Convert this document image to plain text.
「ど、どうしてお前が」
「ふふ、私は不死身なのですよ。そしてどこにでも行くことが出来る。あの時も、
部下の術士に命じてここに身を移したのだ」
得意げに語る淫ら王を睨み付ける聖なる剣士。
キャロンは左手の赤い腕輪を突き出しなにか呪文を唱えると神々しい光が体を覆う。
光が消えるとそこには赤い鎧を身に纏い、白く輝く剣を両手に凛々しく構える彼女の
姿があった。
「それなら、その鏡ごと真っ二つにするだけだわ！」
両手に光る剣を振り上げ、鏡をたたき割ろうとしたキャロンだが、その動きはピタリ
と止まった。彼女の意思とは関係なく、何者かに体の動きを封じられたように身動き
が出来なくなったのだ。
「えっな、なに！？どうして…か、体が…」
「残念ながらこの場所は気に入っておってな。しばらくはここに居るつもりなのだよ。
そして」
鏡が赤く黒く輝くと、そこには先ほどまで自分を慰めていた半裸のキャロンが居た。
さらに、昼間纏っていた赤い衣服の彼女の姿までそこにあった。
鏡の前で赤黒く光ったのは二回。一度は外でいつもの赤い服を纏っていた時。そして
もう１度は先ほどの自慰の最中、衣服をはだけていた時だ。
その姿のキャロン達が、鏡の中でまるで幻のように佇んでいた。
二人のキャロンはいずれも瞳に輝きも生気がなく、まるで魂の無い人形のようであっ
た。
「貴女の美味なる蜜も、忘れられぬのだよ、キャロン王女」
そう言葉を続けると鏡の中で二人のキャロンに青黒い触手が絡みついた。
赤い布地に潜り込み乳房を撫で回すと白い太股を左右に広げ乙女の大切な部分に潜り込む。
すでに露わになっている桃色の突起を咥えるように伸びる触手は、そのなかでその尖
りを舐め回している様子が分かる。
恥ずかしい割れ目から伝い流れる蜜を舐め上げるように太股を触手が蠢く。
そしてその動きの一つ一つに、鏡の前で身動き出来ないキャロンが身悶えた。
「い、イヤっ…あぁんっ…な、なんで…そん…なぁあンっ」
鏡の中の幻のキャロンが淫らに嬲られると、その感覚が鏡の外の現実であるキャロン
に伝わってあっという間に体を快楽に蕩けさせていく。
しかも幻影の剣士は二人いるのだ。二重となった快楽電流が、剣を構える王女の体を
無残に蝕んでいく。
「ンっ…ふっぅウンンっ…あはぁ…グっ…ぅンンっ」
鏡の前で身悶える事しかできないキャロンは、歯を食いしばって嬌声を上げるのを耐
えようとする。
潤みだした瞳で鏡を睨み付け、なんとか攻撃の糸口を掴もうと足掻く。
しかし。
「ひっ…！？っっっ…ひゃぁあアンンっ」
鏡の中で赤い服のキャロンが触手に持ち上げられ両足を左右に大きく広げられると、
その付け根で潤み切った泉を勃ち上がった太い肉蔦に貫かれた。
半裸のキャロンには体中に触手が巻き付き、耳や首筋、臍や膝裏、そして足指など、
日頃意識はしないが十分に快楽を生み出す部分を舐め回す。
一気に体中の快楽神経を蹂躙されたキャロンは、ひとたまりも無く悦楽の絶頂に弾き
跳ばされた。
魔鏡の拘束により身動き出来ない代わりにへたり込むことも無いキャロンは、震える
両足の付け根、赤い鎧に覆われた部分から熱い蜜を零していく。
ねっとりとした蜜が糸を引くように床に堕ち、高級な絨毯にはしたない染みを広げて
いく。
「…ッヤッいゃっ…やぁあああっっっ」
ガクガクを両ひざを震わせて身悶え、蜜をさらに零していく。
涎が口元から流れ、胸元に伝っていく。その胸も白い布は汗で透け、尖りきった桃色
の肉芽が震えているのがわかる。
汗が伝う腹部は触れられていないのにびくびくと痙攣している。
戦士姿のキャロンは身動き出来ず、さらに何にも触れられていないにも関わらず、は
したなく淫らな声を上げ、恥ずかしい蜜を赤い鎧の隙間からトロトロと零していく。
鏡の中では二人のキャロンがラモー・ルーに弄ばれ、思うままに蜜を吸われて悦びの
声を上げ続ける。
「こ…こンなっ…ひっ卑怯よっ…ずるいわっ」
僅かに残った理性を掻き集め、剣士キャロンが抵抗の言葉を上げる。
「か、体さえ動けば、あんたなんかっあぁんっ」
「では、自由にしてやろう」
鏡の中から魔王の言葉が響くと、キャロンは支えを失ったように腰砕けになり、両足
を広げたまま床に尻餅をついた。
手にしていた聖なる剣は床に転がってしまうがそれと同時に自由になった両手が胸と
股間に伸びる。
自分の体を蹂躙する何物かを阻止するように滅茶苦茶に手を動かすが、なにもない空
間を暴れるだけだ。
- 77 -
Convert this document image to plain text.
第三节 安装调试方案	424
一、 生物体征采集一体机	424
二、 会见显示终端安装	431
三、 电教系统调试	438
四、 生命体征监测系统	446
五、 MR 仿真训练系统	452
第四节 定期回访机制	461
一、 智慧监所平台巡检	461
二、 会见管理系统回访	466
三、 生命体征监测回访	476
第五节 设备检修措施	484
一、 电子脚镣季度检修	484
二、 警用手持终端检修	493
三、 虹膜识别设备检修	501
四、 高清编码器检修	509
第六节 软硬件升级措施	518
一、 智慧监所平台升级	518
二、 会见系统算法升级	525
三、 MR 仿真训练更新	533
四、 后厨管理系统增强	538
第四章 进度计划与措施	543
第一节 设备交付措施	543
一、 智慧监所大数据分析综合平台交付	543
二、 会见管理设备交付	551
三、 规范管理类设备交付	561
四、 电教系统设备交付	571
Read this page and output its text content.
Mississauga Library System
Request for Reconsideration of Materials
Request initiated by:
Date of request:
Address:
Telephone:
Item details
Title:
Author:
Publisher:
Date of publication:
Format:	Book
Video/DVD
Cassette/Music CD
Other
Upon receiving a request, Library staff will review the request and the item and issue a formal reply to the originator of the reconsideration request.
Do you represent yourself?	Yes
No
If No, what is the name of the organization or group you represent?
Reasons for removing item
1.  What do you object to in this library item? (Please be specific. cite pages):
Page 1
+ + + + + + +
• _What you should do_
Where a line of the records above holds the word "this", copy that line.

• _Final answer_
Convert this document image to plain text.
Convert this document image to plain text.
Read this page and output its text content.
1.  What do you object to in this library item? (Please be specific. cite pages):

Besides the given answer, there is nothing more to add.